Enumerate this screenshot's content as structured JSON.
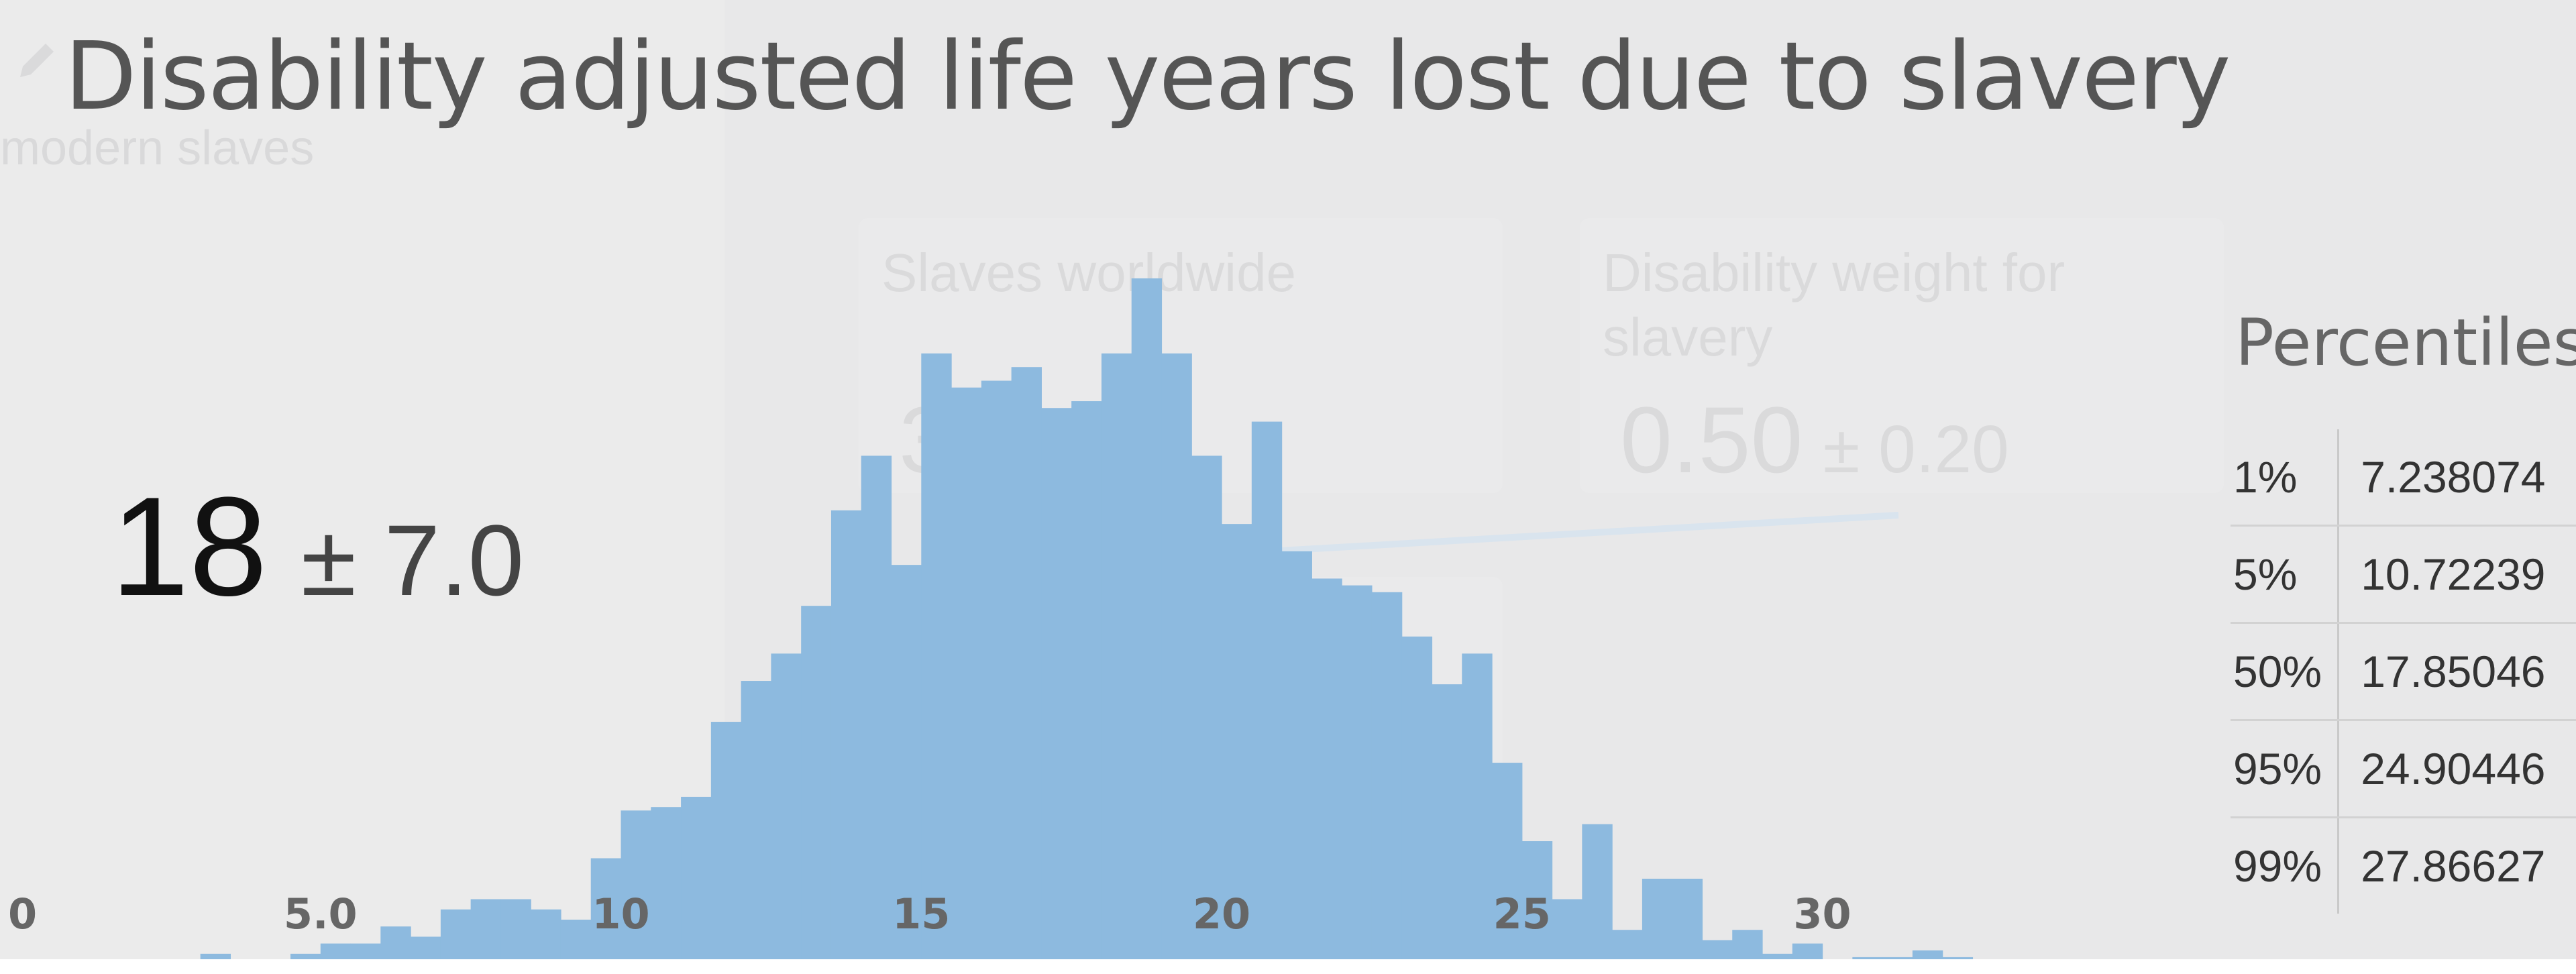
{
  "title": "Disability adjusted life years lost due to slavery",
  "background_ghost": {
    "subtitle": "modern slaves",
    "cards": [
      {
        "title": "Slaves worldwide",
        "value": "36",
        "pm": ""
      },
      {
        "title": "Disability weight for slavery",
        "value": "0.50",
        "pm": "± 0.20"
      }
    ]
  },
  "summary": {
    "mean": "18",
    "spread": "± 7.0"
  },
  "percentiles": {
    "title": "Percentiles",
    "rows": [
      {
        "p": "1%",
        "value": "7.238074"
      },
      {
        "p": "5%",
        "value": "10.72239"
      },
      {
        "p": "50%",
        "value": "17.85046"
      },
      {
        "p": "95%",
        "value": "24.90446"
      },
      {
        "p": "99%",
        "value": "27.86627"
      }
    ]
  },
  "colors": {
    "bar": "#8dbadf",
    "tick_text": "#666666",
    "background": "#e8e8e9"
  },
  "chart_data": {
    "type": "bar",
    "xlim": [
      0,
      33.5
    ],
    "ylim": [
      0,
      100
    ],
    "bin_start": 3.0,
    "bin_width": 0.5,
    "x_ticks": [
      "0",
      "5.0",
      "10",
      "15",
      "20",
      "25",
      "30"
    ],
    "x_tick_values": [
      0,
      5,
      10,
      15,
      20,
      25,
      30
    ],
    "values": [
      1.0,
      0,
      0,
      1.0,
      2.5,
      2.5,
      5.0,
      3.5,
      7.5,
      9.0,
      9.0,
      7.5,
      6.0,
      15.0,
      22.0,
      22.5,
      24.0,
      35.0,
      41.0,
      45.0,
      52.0,
      66.0,
      74.0,
      58.0,
      89.0,
      84.0,
      85.0,
      87.0,
      81.0,
      82.0,
      89.0,
      100.0,
      89.0,
      74.0,
      64.0,
      79.0,
      60.0,
      56.0,
      55.0,
      54.0,
      47.5,
      40.5,
      45.0,
      29.0,
      17.5,
      9.0,
      20.0,
      4.5,
      12.0,
      12.0,
      3.0,
      4.5,
      1.0,
      2.5,
      0,
      0.5,
      0.5,
      1.5,
      0.5
    ]
  }
}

Work required —
Which lines contain "Disability"? Copy each of them out.

Result of this task —
  "title": "Disability adjusted life years lost due to slavery",
        "title": "Disability weight for slavery",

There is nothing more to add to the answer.